Written request —
Give every line again exactly as it appears, please, but not the pictures.
____
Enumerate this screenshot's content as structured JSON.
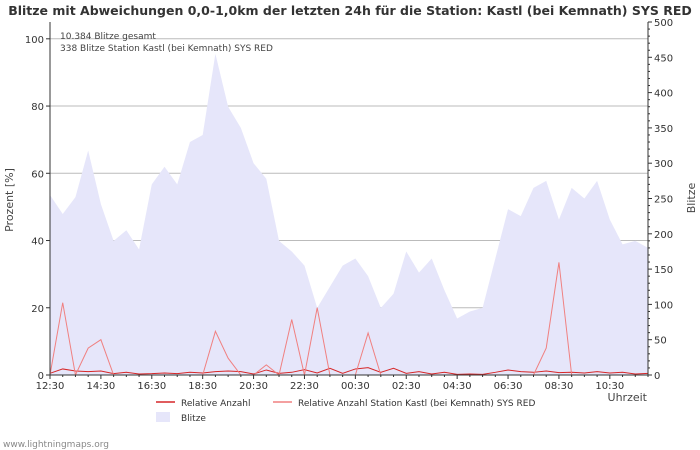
{
  "chart_data": {
    "type": "area+line",
    "title": "Blitze mit Abweichungen 0,0-1,0km der letzten 24h für die Station: Kastl (bei Kemnath) SYS RED",
    "annotations": [
      "10.384 Blitze gesamt",
      "338 Blitze Station Kastl (bei Kemnath) SYS RED"
    ],
    "ylabel_left": "Prozent   [%]",
    "ylabel_right": "Blitze",
    "xlabel": "Uhrzeit",
    "ylim_left": [
      0,
      105
    ],
    "ylim_right": [
      0,
      500
    ],
    "yticks_left": [
      0,
      20,
      40,
      60,
      80,
      100
    ],
    "yticks_right": [
      0,
      50,
      100,
      150,
      200,
      250,
      300,
      350,
      400,
      450,
      500
    ],
    "x_tick_labels": [
      "12:30",
      "14:30",
      "16:30",
      "18:30",
      "20:30",
      "22:30",
      "00:30",
      "02:30",
      "04:30",
      "06:30",
      "08:30",
      "10:30"
    ],
    "x_step_minutes": 30,
    "series": [
      {
        "name": "Blitze",
        "axis": "right",
        "style": "area",
        "color": "#e6e6fa",
        "values": [
          255,
          228,
          252,
          318,
          242,
          190,
          205,
          178,
          270,
          295,
          270,
          330,
          340,
          455,
          380,
          350,
          300,
          278,
          190,
          175,
          155,
          95,
          125,
          155,
          165,
          140,
          95,
          115,
          175,
          145,
          165,
          120,
          80,
          90,
          95,
          165,
          235,
          225,
          265,
          275,
          220,
          265,
          250,
          275,
          220,
          185,
          190,
          180
        ]
      },
      {
        "name": "Relative Anzahl",
        "axis": "left",
        "style": "line",
        "color": "#d62728",
        "values": [
          0.5,
          1.8,
          1.2,
          1.0,
          1.2,
          0.4,
          0.8,
          0.3,
          0.4,
          0.6,
          0.4,
          0.8,
          0.6,
          1.0,
          1.2,
          1.0,
          0.3,
          1.5,
          0.5,
          0.8,
          1.6,
          0.6,
          2.0,
          0.5,
          1.8,
          2.2,
          0.8,
          2.0,
          0.5,
          1.0,
          0.3,
          0.8,
          0.2,
          0.3,
          0.2,
          0.8,
          1.5,
          1.0,
          0.8,
          1.2,
          0.7,
          0.8,
          0.6,
          1.0,
          0.6,
          0.8,
          0.3,
          0.5
        ]
      },
      {
        "name": "Relative Anzahl Station Kastl (bei Kemnath) SYS RED",
        "axis": "left",
        "style": "line",
        "color": "#f08080",
        "values": [
          0,
          21.5,
          0,
          8,
          10.5,
          0,
          0,
          0,
          0,
          0,
          0,
          0,
          0,
          13,
          5,
          0,
          0,
          3,
          0,
          16.5,
          0,
          20,
          0,
          0,
          0,
          12.5,
          0,
          0,
          0,
          0,
          0,
          0,
          0,
          0,
          0,
          0,
          0,
          0,
          0,
          8,
          33.5,
          0,
          0,
          0,
          0,
          0,
          0,
          0
        ]
      }
    ],
    "legend": [
      "Relative Anzahl",
      "Relative Anzahl Station Kastl (bei Kemnath) SYS RED",
      "Blitze"
    ],
    "footer": "www.lightningmaps.org",
    "colors": {
      "grid": "#bbbbbb",
      "axis": "#333333",
      "text": "#333333"
    }
  }
}
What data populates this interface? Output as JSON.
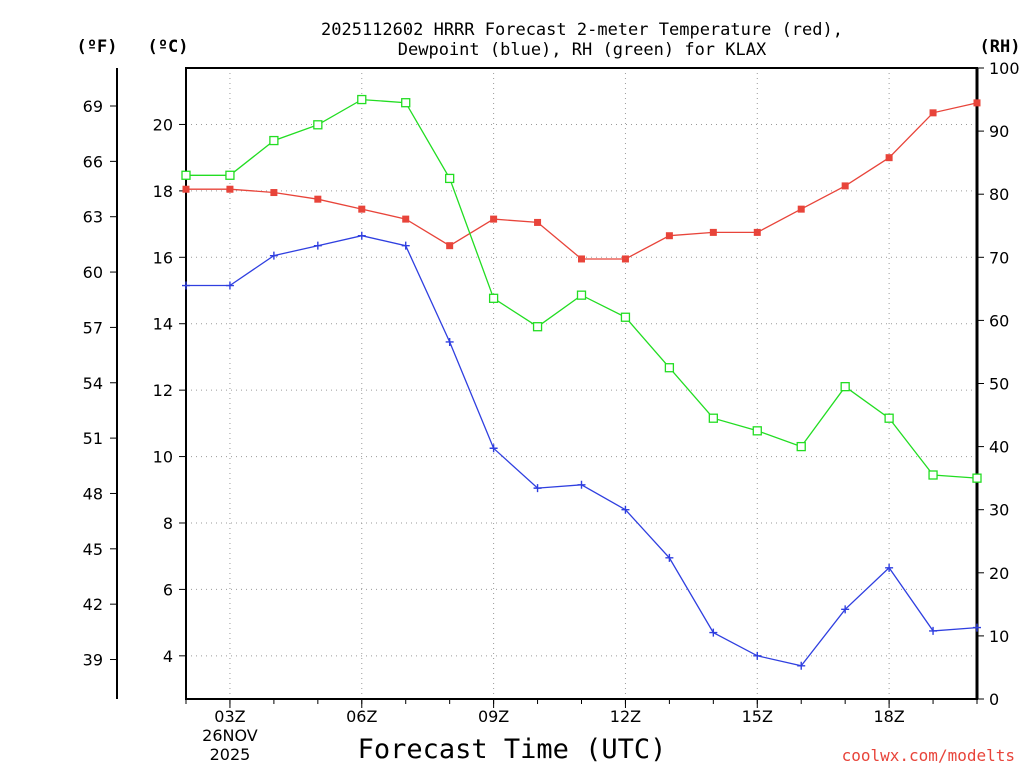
____
Correct result —
Enumerate this screenshot's content as structured JSON.
{
  "chart_data": {
    "type": "area+line",
    "title": "Blitze mit Abweichungen 0,0-1,0km der letzten 24h für die Station: Kastl (bei Kemnath) SYS RED",
    "annotations": [
      "10.384 Blitze gesamt",
      "338 Blitze Station Kastl (bei Kemnath) SYS RED"
    ],
    "ylabel_left": "Prozent   [%]",
    "ylabel_right": "Blitze",
    "xlabel": "Uhrzeit",
    "ylim_left": [
      0,
      105
    ],
    "ylim_right": [
      0,
      500
    ],
    "yticks_left": [
      0,
      20,
      40,
      60,
      80,
      100
    ],
    "yticks_right": [
      0,
      50,
      100,
      150,
      200,
      250,
      300,
      350,
      400,
      450,
      500
    ],
    "x_tick_labels": [
      "12:30",
      "14:30",
      "16:30",
      "18:30",
      "20:30",
      "22:30",
      "00:30",
      "02:30",
      "04:30",
      "06:30",
      "08:30",
      "10:30"
    ],
    "x_step_minutes": 30,
    "series": [
      {
        "name": "Blitze",
        "axis": "right",
        "style": "area",
        "color": "#e6e6fa",
        "values": [
          255,
          228,
          252,
          318,
          242,
          190,
          205,
          178,
          270,
          295,
          270,
          330,
          340,
          455,
          380,
          350,
          300,
          278,
          190,
          175,
          155,
          95,
          125,
          155,
          165,
          140,
          95,
          115,
          175,
          145,
          165,
          120,
          80,
          90,
          95,
          165,
          235,
          225,
          265,
          275,
          220,
          265,
          250,
          275,
          220,
          185,
          190,
          180
        ]
      },
      {
        "name": "Relative Anzahl",
        "axis": "left",
        "style": "line",
        "color": "#d62728",
        "values": [
          0.5,
          1.8,
          1.2,
          1.0,
          1.2,
          0.4,
          0.8,
          0.3,
          0.4,
          0.6,
          0.4,
          0.8,
          0.6,
          1.0,
          1.2,
          1.0,
          0.3,
          1.5,
          0.5,
          0.8,
          1.6,
          0.6,
          2.0,
          0.5,
          1.8,
          2.2,
          0.8,
          2.0,
          0.5,
          1.0,
          0.3,
          0.8,
          0.2,
          0.3,
          0.2,
          0.8,
          1.5,
          1.0,
          0.8,
          1.2,
          0.7,
          0.8,
          0.6,
          1.0,
          0.6,
          0.8,
          0.3,
          0.5
        ]
      },
      {
        "name": "Relative Anzahl Station Kastl (bei Kemnath) SYS RED",
        "axis": "left",
        "style": "line",
        "color": "#f08080",
        "values": [
          0,
          21.5,
          0,
          8,
          10.5,
          0,
          0,
          0,
          0,
          0,
          0,
          0,
          0,
          13,
          5,
          0,
          0,
          3,
          0,
          16.5,
          0,
          20,
          0,
          0,
          0,
          12.5,
          0,
          0,
          0,
          0,
          0,
          0,
          0,
          0,
          0,
          0,
          0,
          0,
          0,
          8,
          33.5,
          0,
          0,
          0,
          0,
          0,
          0,
          0
        ]
      }
    ],
    "legend": [
      "Relative Anzahl",
      "Relative Anzahl Station Kastl (bei Kemnath) SYS RED",
      "Blitze"
    ],
    "footer": "www.lightningmaps.org",
    "colors": {
      "grid": "#bbbbbb",
      "axis": "#333333",
      "text": "#333333"
    }
  }
}
What data populates this interface? Output as JSON.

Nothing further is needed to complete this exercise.